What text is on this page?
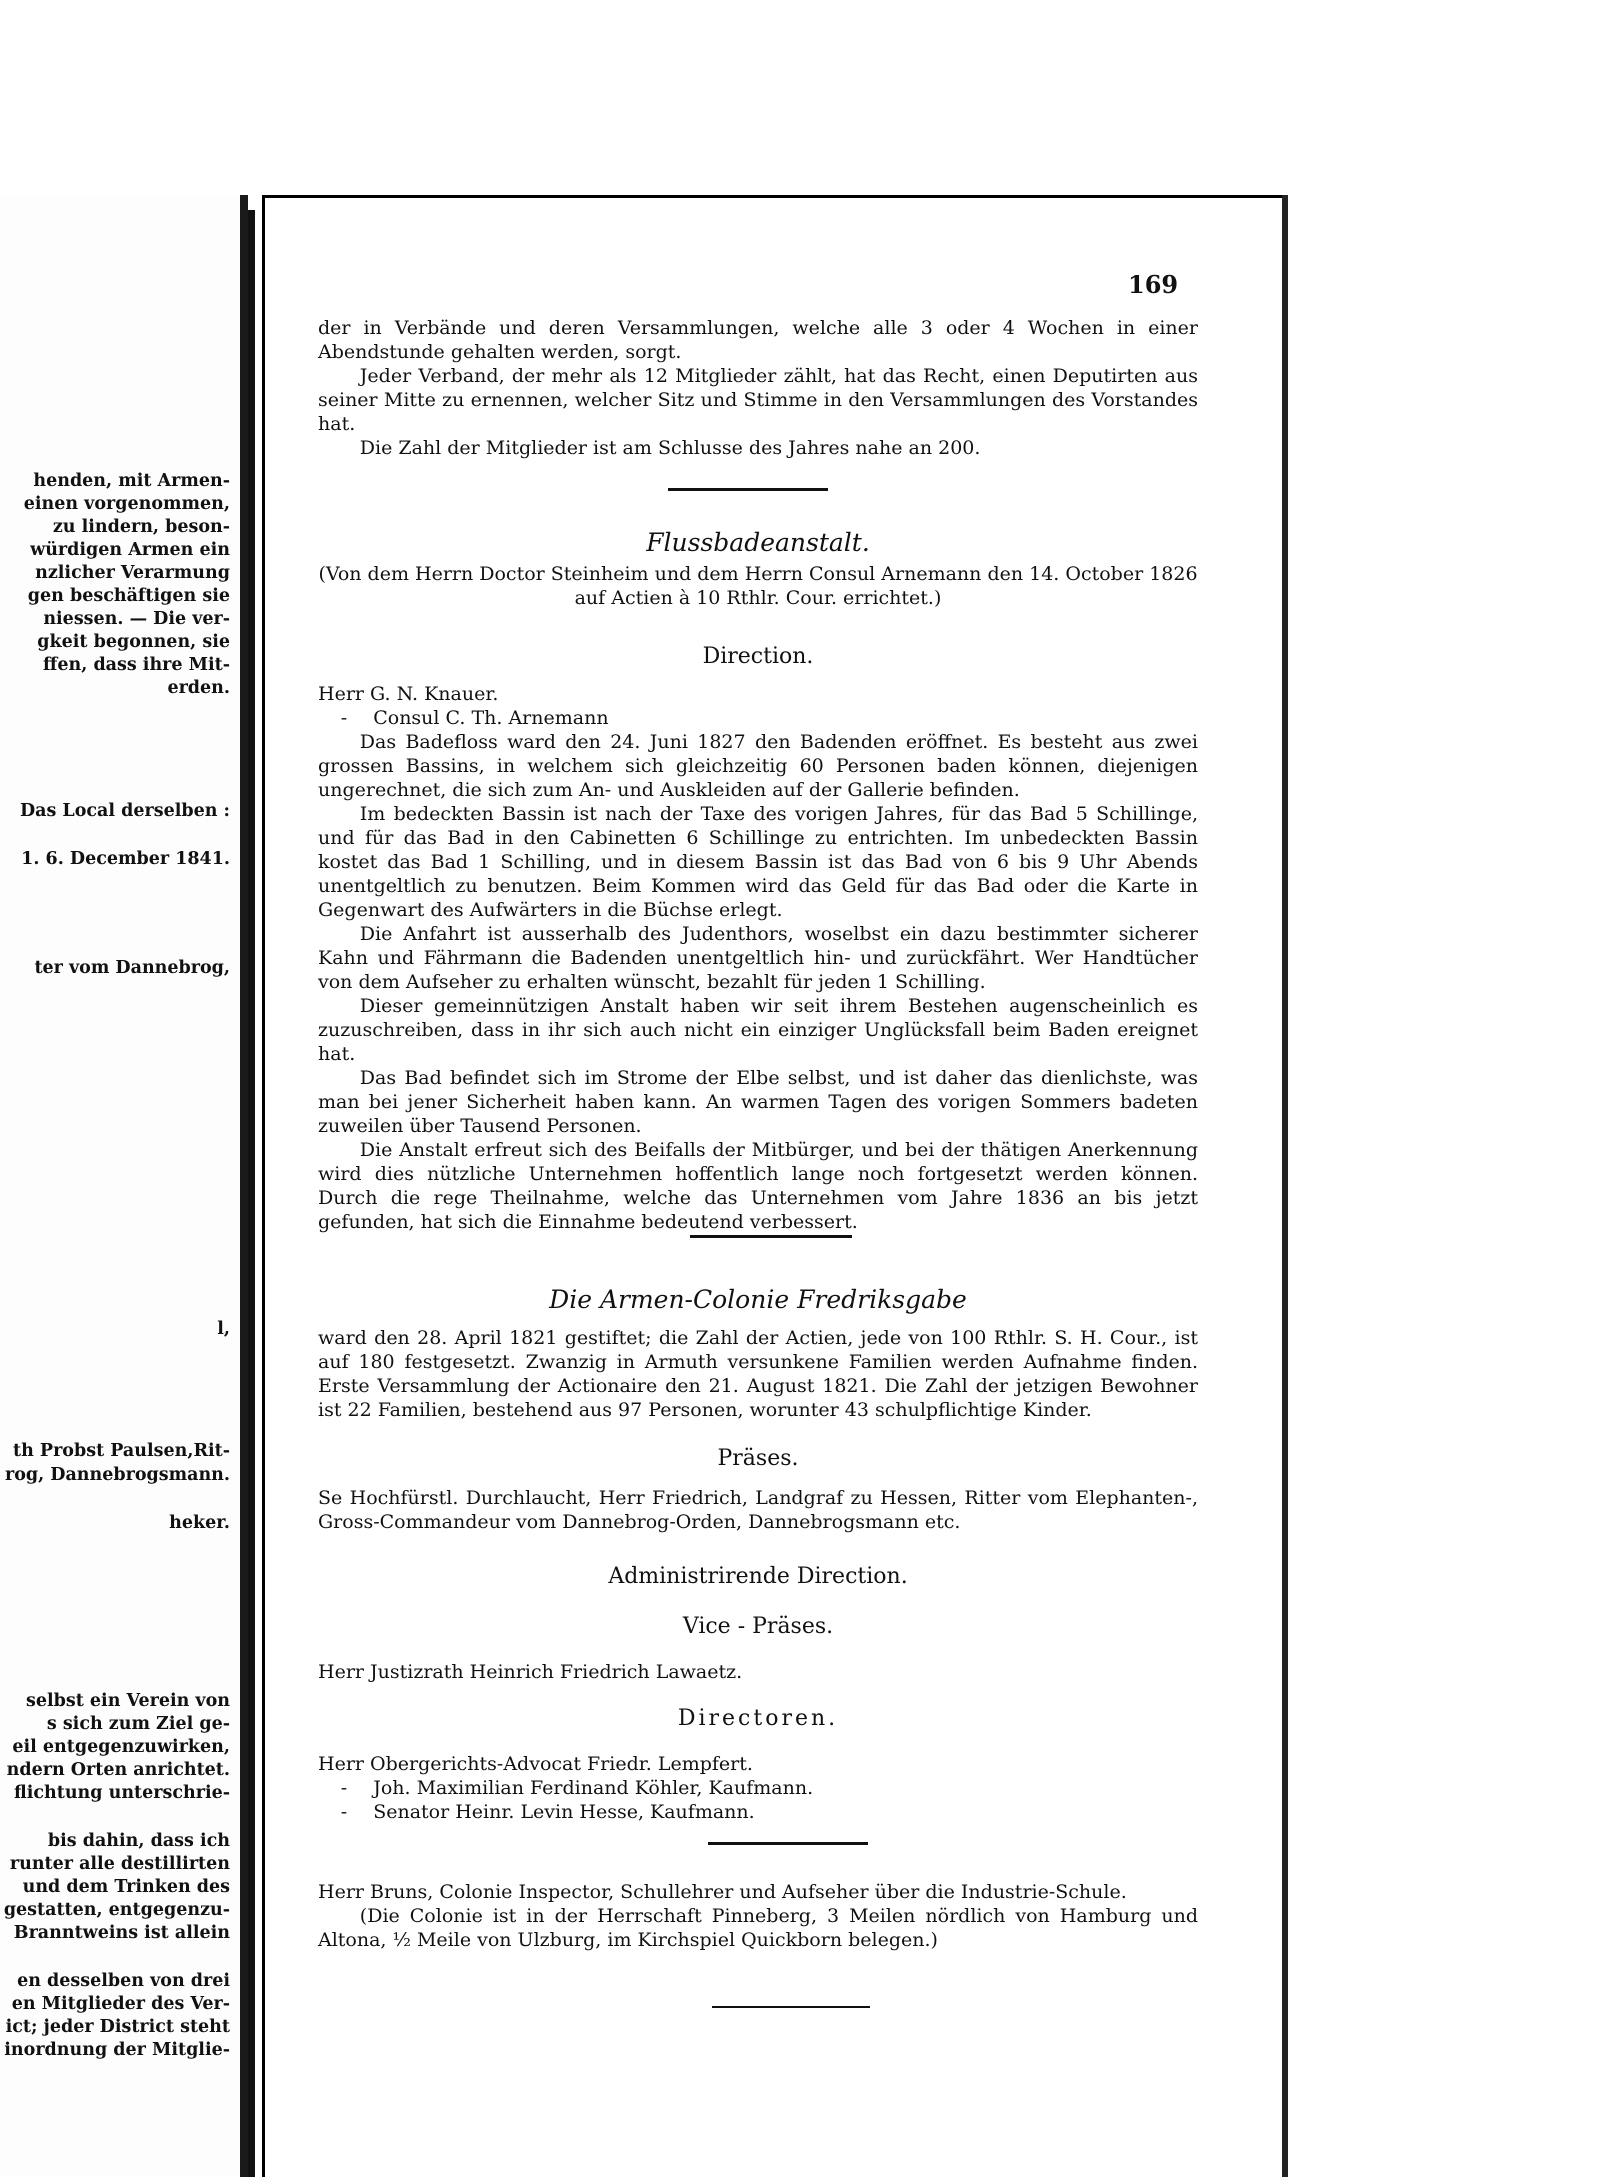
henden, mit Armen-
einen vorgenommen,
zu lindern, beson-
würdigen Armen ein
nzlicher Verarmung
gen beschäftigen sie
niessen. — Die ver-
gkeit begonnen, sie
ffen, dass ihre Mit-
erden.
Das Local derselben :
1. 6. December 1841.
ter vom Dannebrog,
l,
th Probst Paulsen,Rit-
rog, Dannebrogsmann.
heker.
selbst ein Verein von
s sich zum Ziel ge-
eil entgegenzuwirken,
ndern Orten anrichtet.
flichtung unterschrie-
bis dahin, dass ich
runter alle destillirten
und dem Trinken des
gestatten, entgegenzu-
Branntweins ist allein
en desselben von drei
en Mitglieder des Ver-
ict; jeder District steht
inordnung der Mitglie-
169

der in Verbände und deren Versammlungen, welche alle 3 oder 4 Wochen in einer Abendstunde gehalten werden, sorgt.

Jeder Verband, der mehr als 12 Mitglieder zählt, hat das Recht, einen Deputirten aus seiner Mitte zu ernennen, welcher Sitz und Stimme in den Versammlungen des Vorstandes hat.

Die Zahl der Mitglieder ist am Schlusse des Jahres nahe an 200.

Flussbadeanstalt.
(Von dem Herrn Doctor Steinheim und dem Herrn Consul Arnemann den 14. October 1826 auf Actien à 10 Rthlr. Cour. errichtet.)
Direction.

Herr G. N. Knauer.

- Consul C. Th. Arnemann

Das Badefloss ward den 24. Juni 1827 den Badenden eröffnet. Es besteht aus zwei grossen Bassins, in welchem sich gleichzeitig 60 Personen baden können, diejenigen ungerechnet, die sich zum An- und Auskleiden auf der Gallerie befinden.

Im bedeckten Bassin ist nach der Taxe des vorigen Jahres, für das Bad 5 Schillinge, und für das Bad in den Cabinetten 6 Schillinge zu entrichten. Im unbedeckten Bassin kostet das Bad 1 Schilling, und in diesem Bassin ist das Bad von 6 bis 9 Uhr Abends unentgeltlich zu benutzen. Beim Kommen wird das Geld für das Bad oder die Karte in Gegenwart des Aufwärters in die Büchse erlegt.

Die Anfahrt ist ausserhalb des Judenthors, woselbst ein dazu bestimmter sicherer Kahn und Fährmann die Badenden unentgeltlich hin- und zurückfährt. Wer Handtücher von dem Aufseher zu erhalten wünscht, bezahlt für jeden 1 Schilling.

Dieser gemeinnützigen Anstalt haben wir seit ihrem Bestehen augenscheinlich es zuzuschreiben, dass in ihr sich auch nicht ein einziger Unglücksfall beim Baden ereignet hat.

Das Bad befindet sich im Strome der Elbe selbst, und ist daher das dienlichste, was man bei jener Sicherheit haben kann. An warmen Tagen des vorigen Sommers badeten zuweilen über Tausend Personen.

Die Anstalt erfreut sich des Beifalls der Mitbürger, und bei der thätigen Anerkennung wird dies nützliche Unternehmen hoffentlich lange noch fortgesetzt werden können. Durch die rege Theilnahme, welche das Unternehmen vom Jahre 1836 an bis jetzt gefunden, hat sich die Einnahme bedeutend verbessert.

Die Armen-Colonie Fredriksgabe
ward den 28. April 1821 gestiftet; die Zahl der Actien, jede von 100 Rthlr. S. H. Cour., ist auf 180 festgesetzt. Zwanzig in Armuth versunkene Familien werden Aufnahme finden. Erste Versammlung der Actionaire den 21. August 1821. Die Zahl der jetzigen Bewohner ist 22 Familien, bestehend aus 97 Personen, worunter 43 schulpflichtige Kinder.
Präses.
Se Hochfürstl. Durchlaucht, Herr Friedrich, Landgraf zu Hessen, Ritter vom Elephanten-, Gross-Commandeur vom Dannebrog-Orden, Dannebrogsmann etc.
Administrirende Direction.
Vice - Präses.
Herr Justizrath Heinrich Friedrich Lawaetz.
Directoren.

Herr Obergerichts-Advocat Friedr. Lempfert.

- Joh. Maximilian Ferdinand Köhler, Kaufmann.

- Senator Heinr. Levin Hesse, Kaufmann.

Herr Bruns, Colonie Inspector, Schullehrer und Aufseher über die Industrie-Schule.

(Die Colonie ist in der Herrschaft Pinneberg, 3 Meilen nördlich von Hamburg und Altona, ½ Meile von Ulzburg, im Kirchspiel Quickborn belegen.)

☆ ☆ ☆ ☆ ☆

→ **What the task asks**
Find the lines that mention "Friedrich" in the entries and show them.

→ **Finished task**
Se Hochfürstl. Durchlaucht, Herr Friedrich, Landgraf zu Hessen, Ritter vom Elephanten-, Gross-Commandeur vom Dannebrog-Orden, Dannebrogsmann etc.
Herr Justizrath Heinrich Friedrich Lawaetz.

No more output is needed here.